Excerpt from a dataset:

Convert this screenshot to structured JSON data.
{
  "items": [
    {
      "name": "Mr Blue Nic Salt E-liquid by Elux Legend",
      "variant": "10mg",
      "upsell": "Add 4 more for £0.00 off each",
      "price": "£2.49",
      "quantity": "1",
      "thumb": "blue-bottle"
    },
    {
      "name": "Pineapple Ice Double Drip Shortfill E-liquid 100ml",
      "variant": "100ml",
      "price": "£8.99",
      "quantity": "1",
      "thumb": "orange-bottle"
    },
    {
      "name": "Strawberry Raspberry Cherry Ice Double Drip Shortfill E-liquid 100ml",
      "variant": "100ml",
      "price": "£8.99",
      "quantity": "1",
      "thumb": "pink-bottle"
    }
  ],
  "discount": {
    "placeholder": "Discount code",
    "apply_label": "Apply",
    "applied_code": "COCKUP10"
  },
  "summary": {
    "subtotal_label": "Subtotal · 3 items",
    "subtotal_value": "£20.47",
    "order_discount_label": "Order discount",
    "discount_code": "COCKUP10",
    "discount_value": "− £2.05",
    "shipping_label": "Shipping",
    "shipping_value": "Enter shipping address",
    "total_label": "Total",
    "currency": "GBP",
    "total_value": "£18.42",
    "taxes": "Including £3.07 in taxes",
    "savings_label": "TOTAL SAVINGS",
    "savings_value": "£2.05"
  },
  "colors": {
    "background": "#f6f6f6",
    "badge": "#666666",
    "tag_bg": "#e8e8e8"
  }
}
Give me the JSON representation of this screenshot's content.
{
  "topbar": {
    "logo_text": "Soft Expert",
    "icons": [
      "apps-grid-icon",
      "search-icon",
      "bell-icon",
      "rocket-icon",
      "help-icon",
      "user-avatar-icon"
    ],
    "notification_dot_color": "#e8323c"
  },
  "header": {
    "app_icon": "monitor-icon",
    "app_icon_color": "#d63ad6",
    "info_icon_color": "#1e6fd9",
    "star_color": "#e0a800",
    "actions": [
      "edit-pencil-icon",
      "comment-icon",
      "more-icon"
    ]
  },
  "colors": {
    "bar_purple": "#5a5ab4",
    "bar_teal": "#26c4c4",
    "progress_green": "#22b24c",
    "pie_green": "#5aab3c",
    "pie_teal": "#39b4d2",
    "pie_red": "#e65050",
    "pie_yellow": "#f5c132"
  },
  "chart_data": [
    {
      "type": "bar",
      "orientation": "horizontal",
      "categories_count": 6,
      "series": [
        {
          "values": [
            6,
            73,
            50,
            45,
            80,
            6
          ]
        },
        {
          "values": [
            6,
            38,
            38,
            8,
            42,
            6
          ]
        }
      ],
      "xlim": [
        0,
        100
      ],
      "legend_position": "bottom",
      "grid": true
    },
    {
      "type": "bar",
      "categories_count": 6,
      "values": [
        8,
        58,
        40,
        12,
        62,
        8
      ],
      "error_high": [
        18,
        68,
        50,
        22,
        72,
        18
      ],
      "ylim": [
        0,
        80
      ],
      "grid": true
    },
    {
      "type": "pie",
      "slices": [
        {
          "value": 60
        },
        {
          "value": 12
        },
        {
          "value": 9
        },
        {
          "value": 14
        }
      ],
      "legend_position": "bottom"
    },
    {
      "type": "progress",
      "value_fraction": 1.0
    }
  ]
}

### Aim of the exercise
State the number of lines in these entries that include the string "Double". Provide nothing beyond that number.

### The result
2